- [Given problem] Reproduce the listing that follows with no differences at all.

## start

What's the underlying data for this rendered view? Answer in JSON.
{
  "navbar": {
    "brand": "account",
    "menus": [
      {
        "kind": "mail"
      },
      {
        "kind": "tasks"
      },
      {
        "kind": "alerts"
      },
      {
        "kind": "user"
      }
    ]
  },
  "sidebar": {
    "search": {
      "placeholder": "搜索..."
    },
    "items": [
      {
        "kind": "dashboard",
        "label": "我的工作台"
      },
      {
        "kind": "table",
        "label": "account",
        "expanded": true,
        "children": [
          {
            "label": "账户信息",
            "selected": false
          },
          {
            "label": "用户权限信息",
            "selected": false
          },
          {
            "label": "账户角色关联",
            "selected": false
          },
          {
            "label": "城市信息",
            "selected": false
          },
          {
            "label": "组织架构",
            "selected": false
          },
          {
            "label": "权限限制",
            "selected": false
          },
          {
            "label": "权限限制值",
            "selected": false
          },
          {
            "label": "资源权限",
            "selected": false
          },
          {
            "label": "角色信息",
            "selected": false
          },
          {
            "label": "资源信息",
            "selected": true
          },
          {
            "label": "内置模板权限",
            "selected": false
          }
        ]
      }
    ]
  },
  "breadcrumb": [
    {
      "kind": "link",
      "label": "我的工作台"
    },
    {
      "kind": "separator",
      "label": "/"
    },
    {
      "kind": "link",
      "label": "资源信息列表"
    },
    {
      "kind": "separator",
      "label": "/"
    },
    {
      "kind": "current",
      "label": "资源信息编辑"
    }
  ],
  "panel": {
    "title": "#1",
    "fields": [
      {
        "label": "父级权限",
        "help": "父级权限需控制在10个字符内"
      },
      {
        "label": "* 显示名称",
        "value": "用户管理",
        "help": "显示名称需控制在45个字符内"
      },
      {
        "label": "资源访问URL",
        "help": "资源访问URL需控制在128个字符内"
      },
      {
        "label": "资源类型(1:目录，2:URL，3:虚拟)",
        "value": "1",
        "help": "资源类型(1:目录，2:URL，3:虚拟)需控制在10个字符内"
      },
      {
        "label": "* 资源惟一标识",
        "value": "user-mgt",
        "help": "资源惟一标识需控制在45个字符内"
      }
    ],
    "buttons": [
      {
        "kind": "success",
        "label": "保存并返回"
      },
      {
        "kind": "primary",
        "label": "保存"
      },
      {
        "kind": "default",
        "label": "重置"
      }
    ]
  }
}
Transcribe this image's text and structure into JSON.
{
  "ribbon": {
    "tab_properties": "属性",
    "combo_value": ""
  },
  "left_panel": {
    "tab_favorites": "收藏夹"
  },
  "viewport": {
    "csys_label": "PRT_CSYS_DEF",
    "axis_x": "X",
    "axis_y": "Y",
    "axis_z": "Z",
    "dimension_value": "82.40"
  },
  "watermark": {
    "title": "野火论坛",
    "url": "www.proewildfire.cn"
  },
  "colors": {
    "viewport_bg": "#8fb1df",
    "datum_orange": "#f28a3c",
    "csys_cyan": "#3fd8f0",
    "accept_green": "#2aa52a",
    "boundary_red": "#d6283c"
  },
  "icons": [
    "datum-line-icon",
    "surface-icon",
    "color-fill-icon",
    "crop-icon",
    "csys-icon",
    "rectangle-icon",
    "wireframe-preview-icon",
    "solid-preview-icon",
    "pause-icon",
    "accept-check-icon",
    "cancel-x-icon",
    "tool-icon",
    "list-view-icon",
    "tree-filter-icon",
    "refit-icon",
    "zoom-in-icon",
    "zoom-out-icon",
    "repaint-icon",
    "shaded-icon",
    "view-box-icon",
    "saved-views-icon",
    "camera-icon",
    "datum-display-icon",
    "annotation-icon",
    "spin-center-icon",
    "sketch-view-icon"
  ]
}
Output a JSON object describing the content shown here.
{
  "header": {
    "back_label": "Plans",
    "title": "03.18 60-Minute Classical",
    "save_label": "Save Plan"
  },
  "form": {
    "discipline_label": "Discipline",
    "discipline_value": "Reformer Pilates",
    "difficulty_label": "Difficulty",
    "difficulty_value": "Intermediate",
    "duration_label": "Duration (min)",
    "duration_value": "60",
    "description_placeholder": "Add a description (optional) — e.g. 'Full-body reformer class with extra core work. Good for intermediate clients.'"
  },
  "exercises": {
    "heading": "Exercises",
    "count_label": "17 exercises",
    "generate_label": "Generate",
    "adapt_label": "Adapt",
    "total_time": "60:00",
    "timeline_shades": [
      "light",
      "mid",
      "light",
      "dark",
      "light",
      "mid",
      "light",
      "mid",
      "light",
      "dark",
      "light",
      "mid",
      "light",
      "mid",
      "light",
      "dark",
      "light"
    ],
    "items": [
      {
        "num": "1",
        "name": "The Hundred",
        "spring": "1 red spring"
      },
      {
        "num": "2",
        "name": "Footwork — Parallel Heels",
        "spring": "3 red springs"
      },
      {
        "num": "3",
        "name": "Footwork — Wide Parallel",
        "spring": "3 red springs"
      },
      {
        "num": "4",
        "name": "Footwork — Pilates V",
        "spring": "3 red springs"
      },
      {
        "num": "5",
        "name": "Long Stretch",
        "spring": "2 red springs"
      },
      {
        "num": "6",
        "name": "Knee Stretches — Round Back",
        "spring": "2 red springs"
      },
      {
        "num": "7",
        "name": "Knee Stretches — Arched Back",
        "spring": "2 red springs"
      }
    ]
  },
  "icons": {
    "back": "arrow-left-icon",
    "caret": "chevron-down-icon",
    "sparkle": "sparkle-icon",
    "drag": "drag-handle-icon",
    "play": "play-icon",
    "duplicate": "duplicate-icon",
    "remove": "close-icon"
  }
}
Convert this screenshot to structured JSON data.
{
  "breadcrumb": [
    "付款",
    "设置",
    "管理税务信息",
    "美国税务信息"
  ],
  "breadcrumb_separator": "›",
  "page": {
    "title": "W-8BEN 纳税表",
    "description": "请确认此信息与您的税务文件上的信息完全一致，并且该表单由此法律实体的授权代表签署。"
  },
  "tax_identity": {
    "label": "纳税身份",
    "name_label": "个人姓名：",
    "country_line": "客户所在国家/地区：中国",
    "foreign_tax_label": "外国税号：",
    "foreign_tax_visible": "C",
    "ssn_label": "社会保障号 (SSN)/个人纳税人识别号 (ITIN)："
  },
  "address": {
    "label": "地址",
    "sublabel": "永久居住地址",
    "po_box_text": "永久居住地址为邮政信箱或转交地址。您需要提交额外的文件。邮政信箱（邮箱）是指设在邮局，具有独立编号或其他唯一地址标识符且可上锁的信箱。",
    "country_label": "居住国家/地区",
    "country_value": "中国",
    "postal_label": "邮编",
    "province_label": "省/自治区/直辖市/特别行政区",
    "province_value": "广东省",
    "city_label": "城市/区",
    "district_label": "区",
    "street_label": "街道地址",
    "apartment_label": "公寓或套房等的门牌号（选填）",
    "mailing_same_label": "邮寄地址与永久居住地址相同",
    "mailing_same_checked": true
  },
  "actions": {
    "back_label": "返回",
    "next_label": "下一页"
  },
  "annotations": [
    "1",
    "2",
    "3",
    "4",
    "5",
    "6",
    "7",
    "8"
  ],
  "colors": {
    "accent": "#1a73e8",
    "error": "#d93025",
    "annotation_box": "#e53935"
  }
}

## end

- [Exercise output]
What's the underlying data for this rendered view? Answer in JSON.
{
  "navbar": {
    "brand": "account",
    "menus": [
      {
        "kind": "mail"
      },
      {
        "kind": "tasks"
      },
      {
        "kind": "alerts"
      },
      {
        "kind": "user"
      }
    ]
  },
  "sidebar": {
    "search": {
      "placeholder": "搜索..."
    },
    "items": [
      {
        "kind": "dashboard",
        "label": "我的工作台"
      },
      {
        "kind": "table",
        "label": "account",
        "expanded": true,
        "children": [
          {
            "label": "账户信息",
            "selected": false
          },
          {
            "label": "用户权限信息",
            "selected": false
          },
          {
            "label": "账户角色关联",
            "selected": false
          },
          {
            "label": "城市信息",
            "selected": false
          },
          {
            "label": "组织架构",
            "selected": false
          },
          {
            "label": "权限限制",
            "selected": false
          },
          {
            "label": "权限限制值",
            "selected": false
          },
          {
            "label": "资源权限",
            "selected": false
          },
          {
            "label": "角色信息",
            "selected": false
          },
          {
            "label": "资源信息",
            "selected": true
          },
          {
            "label": "内置模板权限",
            "selected": false
          }
        ]
      }
    ]
  },
  "breadcrumb": [
    {
      "kind": "link",
      "label": "我的工作台"
    },
    {
      "kind": "separator",
      "label": "/"
    },
    {
      "kind": "link",
      "label": "资源信息列表"
    },
    {
      "kind": "separator",
      "label": "/"
    },
    {
      "kind": "current",
      "label": "资源信息编辑"
    }
  ],
  "panel": {
    "title": "#1",
    "fields": [
      {
        "label": "父级权限",
        "help": "父级权限需控制在10个字符内"
      },
      {
        "label": "* 显示名称",
        "value": "用户管理",
        "help": "显示名称需控制在45个字符内"
      },
      {
        "label": "资源访问URL",
        "help": "资源访问URL需控制在128个字符内"
      },
      {
        "label": "资源类型(1:目录，2:URL，3:虚拟)",
        "value": "1",
        "help": "资源类型(1:目录，2:URL，3:虚拟)需控制在10个字符内"
      },
      {
        "label": "* 资源惟一标识",
        "value": "user-mgt",
        "help": "资源惟一标识需控制在45个字符内"
      }
    ],
    "buttons": [
      {
        "kind": "success",
        "label": "保存并返回"
      },
      {
        "kind": "primary",
        "label": "保存"
      },
      {
        "kind": "default",
        "label": "重置"
      }
    ]
  }
}
Transcribe this image's text and structure into JSON.
{
  "ribbon": {
    "tab_properties": "属性",
    "combo_value": ""
  },
  "left_panel": {
    "tab_favorites": "收藏夹"
  },
  "viewport": {
    "csys_label": "PRT_CSYS_DEF",
    "axis_x": "X",
    "axis_y": "Y",
    "axis_z": "Z",
    "dimension_value": "82.40"
  },
  "watermark": {
    "title": "野火论坛",
    "url": "www.proewildfire.cn"
  },
  "colors": {
    "viewport_bg": "#8fb1df",
    "datum_orange": "#f28a3c",
    "csys_cyan": "#3fd8f0",
    "accept_green": "#2aa52a",
    "boundary_red": "#d6283c"
  },
  "icons": [
    "datum-line-icon",
    "surface-icon",
    "color-fill-icon",
    "crop-icon",
    "csys-icon",
    "rectangle-icon",
    "wireframe-preview-icon",
    "solid-preview-icon",
    "pause-icon",
    "accept-check-icon",
    "cancel-x-icon",
    "tool-icon",
    "list-view-icon",
    "tree-filter-icon",
    "refit-icon",
    "zoom-in-icon",
    "zoom-out-icon",
    "repaint-icon",
    "shaded-icon",
    "view-box-icon",
    "saved-views-icon",
    "camera-icon",
    "datum-display-icon",
    "annotation-icon",
    "spin-center-icon",
    "sketch-view-icon"
  ]
}
Output a JSON object describing the content shown here.
{
  "header": {
    "back_label": "Plans",
    "title": "03.18 60-Minute Classical",
    "save_label": "Save Plan"
  },
  "form": {
    "discipline_label": "Discipline",
    "discipline_value": "Reformer Pilates",
    "difficulty_label": "Difficulty",
    "difficulty_value": "Intermediate",
    "duration_label": "Duration (min)",
    "duration_value": "60",
    "description_placeholder": "Add a description (optional) — e.g. 'Full-body reformer class with extra core work. Good for intermediate clients.'"
  },
  "exercises": {
    "heading": "Exercises",
    "count_label": "17 exercises",
    "generate_label": "Generate",
    "adapt_label": "Adapt",
    "total_time": "60:00",
    "timeline_shades": [
      "light",
      "mid",
      "light",
      "dark",
      "light",
      "mid",
      "light",
      "mid",
      "light",
      "dark",
      "light",
      "mid",
      "light",
      "mid",
      "light",
      "dark",
      "light"
    ],
    "items": [
      {
        "num": "1",
        "name": "The Hundred",
        "spring": "1 red spring"
      },
      {
        "num": "2",
        "name": "Footwork — Parallel Heels",
        "spring": "3 red springs"
      },
      {
        "num": "3",
        "name": "Footwork — Wide Parallel",
        "spring": "3 red springs"
      },
      {
        "num": "4",
        "name": "Footwork — Pilates V",
        "spring": "3 red springs"
      },
      {
        "num": "5",
        "name": "Long Stretch",
        "spring": "2 red springs"
      },
      {
        "num": "6",
        "name": "Knee Stretches — Round Back",
        "spring": "2 red springs"
      },
      {
        "num": "7",
        "name": "Knee Stretches — Arched Back",
        "spring": "2 red springs"
      }
    ]
  },
  "icons": {
    "back": "arrow-left-icon",
    "caret": "chevron-down-icon",
    "sparkle": "sparkle-icon",
    "drag": "drag-handle-icon",
    "play": "play-icon",
    "duplicate": "duplicate-icon",
    "remove": "close-icon"
  }
}
Convert this screenshot to structured JSON data.
{
  "breadcrumb": [
    "付款",
    "设置",
    "管理税务信息",
    "美国税务信息"
  ],
  "breadcrumb_separator": "›",
  "page": {
    "title": "W-8BEN 纳税表",
    "description": "请确认此信息与您的税务文件上的信息完全一致，并且该表单由此法律实体的授权代表签署。"
  },
  "tax_identity": {
    "label": "纳税身份",
    "name_label": "个人姓名：",
    "country_line": "客户所在国家/地区：中国",
    "foreign_tax_label": "外国税号：",
    "foreign_tax_visible": "C",
    "ssn_label": "社会保障号 (SSN)/个人纳税人识别号 (ITIN)："
  },
  "address": {
    "label": "地址",
    "sublabel": "永久居住地址",
    "po_box_text": "永久居住地址为邮政信箱或转交地址。您需要提交额外的文件。邮政信箱（邮箱）是指设在邮局，具有独立编号或其他唯一地址标识符且可上锁的信箱。",
    "country_label": "居住国家/地区",
    "country_value": "中国",
    "postal_label": "邮编",
    "province_label": "省/自治区/直辖市/特别行政区",
    "province_value": "广东省",
    "city_label": "城市/区",
    "district_label": "区",
    "street_label": "街道地址",
    "apartment_label": "公寓或套房等的门牌号（选填）",
    "mailing_same_label": "邮寄地址与永久居住地址相同",
    "mailing_same_checked": true
  },
  "actions": {
    "back_label": "返回",
    "next_label": "下一页"
  },
  "annotations": [
    "1",
    "2",
    "3",
    "4",
    "5",
    "6",
    "7",
    "8"
  ],
  "colors": {
    "accent": "#1a73e8",
    "error": "#d93025",
    "annotation_box": "#e53935"
  }
}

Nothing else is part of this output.